Data listing:

----------

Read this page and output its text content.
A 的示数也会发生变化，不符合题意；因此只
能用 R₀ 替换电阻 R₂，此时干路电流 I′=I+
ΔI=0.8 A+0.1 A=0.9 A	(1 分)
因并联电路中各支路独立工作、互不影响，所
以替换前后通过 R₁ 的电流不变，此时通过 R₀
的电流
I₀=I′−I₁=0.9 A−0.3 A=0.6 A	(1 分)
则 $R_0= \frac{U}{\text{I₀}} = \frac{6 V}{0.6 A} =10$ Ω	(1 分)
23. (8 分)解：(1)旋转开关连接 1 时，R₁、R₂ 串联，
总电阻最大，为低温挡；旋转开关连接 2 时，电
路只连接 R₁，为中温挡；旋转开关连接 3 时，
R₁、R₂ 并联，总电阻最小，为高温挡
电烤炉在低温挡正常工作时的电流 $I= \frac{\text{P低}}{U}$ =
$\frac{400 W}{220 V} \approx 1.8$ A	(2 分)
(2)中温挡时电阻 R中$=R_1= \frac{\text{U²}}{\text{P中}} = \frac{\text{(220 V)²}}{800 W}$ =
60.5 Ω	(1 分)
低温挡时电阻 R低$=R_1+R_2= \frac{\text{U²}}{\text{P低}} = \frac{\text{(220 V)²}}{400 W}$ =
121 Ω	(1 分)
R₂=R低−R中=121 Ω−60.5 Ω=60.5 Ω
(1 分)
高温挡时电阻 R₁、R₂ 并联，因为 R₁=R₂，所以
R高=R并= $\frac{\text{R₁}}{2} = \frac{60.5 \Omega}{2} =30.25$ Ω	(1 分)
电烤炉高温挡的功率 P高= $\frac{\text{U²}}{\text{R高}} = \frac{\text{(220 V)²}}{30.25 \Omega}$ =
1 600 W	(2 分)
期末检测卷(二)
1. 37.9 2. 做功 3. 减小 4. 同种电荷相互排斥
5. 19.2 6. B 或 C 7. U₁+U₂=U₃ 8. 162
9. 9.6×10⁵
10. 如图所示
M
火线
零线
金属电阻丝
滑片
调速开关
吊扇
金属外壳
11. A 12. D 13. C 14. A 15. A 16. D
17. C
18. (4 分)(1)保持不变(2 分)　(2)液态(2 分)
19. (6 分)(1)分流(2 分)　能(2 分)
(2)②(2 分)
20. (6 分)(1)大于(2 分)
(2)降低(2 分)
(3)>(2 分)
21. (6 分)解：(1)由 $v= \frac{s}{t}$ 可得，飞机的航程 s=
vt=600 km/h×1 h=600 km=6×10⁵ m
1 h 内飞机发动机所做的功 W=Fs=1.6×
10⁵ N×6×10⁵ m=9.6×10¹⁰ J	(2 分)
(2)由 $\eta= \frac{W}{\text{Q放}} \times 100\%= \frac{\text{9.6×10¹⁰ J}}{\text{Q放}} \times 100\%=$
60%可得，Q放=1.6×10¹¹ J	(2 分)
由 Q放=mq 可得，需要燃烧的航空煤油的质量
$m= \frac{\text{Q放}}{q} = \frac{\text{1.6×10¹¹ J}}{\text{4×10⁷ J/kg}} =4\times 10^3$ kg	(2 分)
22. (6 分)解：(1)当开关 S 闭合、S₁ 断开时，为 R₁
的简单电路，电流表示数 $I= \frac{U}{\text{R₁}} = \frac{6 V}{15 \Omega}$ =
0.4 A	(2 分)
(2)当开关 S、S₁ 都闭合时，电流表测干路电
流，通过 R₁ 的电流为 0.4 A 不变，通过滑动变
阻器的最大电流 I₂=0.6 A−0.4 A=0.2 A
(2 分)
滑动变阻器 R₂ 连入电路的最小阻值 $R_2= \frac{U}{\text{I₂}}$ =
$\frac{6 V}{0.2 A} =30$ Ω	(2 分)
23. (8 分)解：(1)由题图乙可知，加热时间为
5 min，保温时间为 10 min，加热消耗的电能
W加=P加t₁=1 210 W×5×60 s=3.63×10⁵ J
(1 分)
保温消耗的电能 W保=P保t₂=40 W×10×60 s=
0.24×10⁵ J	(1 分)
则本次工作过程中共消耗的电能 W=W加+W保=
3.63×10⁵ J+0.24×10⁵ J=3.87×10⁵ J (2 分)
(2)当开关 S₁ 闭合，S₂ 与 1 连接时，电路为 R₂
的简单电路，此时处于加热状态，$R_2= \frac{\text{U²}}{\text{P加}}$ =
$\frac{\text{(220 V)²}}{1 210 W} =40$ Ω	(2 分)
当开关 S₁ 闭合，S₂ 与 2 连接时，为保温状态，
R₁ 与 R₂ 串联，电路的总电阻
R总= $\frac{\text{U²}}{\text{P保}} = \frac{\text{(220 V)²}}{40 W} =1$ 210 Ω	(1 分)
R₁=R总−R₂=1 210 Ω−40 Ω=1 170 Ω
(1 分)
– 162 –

----------

What you are asked to do:
Quote the listing in full, please, keeping every line exact.

Answer to the task:
Read this page and output its text content.
A 的示数也会发生变化，不符合题意；因此只
能用 R₀ 替换电阻 R₂，此时干路电流 I′=I+
ΔI=0.8 A+0.1 A=0.9 A	(1 分)
因并联电路中各支路独立工作、互不影响，所
以替换前后通过 R₁ 的电流不变，此时通过 R₀
的电流
I₀=I′−I₁=0.9 A−0.3 A=0.6 A	(1 分)
则 $R_0= \frac{U}{\text{I₀}} = \frac{6 V}{0.6 A} =10$ Ω	(1 分)
23. (8 分)解：(1)旋转开关连接 1 时，R₁、R₂ 串联，
总电阻最大，为低温挡；旋转开关连接 2 时，电
路只连接 R₁，为中温挡；旋转开关连接 3 时，
R₁、R₂ 并联，总电阻最小，为高温挡
电烤炉在低温挡正常工作时的电流 $I= \frac{\text{P低}}{U}$ =
$\frac{400 W}{220 V} \approx 1.8$ A	(2 分)
(2)中温挡时电阻 R中$=R_1= \frac{\text{U²}}{\text{P中}} = \frac{\text{(220 V)²}}{800 W}$ =
60.5 Ω	(1 分)
低温挡时电阻 R低$=R_1+R_2= \frac{\text{U²}}{\text{P低}} = \frac{\text{(220 V)²}}{400 W}$ =
121 Ω	(1 分)
R₂=R低−R中=121 Ω−60.5 Ω=60.5 Ω
(1 分)
高温挡时电阻 R₁、R₂ 并联，因为 R₁=R₂，所以
R高=R并= $\frac{\text{R₁}}{2} = \frac{60.5 \Omega}{2} =30.25$ Ω	(1 分)
电烤炉高温挡的功率 P高= $\frac{\text{U²}}{\text{R高}} = \frac{\text{(220 V)²}}{30.25 \Omega}$ =
1 600 W	(2 分)
期末检测卷(二)
1. 37.9 2. 做功 3. 减小 4. 同种电荷相互排斥
5. 19.2 6. B 或 C 7. U₁+U₂=U₃ 8. 162
9. 9.6×10⁵
10. 如图所示
M
火线
零线
金属电阻丝
滑片
调速开关
吊扇
金属外壳
11. A 12. D 13. C 14. A 15. A 16. D
17. C
18. (4 分)(1)保持不变(2 分)　(2)液态(2 分)
19. (6 分)(1)分流(2 分)　能(2 分)
(2)②(2 分)
20. (6 分)(1)大于(2 分)
(2)降低(2 分)
(3)>(2 分)
21. (6 分)解：(1)由 $v= \frac{s}{t}$ 可得，飞机的航程 s=
vt=600 km/h×1 h=600 km=6×10⁵ m
1 h 内飞机发动机所做的功 W=Fs=1.6×
10⁵ N×6×10⁵ m=9.6×10¹⁰ J	(2 分)
(2)由 $\eta= \frac{W}{\text{Q放}} \times 100\%= \frac{\text{9.6×10¹⁰ J}}{\text{Q放}} \times 100\%=$
60%可得，Q放=1.6×10¹¹ J	(2 分)
由 Q放=mq 可得，需要燃烧的航空煤油的质量
$m= \frac{\text{Q放}}{q} = \frac{\text{1.6×10¹¹ J}}{\text{4×10⁷ J/kg}} =4\times 10^3$ kg	(2 分)
22. (6 分)解：(1)当开关 S 闭合、S₁ 断开时，为 R₁
的简单电路，电流表示数 $I= \frac{U}{\text{R₁}} = \frac{6 V}{15 \Omega}$ =
0.4 A	(2 分)
(2)当开关 S、S₁ 都闭合时，电流表测干路电
流，通过 R₁ 的电流为 0.4 A 不变，通过滑动变
阻器的最大电流 I₂=0.6 A−0.4 A=0.2 A
(2 分)
滑动变阻器 R₂ 连入电路的最小阻值 $R_2= \frac{U}{\text{I₂}}$ =
$\frac{6 V}{0.2 A} =30$ Ω	(2 分)
23. (8 分)解：(1)由题图乙可知，加热时间为
5 min，保温时间为 10 min，加热消耗的电能
W加=P加t₁=1 210 W×5×60 s=3.63×10⁵ J
(1 分)
保温消耗的电能 W保=P保t₂=40 W×10×60 s=
0.24×10⁵ J	(1 分)
则本次工作过程中共消耗的电能 W=W加+W保=
3.63×10⁵ J+0.24×10⁵ J=3.87×10⁵ J (2 分)
(2)当开关 S₁ 闭合，S₂ 与 1 连接时，电路为 R₂
的简单电路，此时处于加热状态，$R_2= \frac{\text{U²}}{\text{P加}}$ =
$\frac{\text{(220 V)²}}{1 210 W} =40$ Ω	(2 分)
当开关 S₁ 闭合，S₂ 与 2 连接时，为保温状态，
R₁ 与 R₂ 串联，电路的总电阻
R总= $\frac{\text{U²}}{\text{P保}} = \frac{\text{(220 V)²}}{40 W} =1$ 210 Ω	(1 分)
R₁=R总−R₂=1 210 Ω−40 Ω=1 170 Ω
(1 分)
– 162 –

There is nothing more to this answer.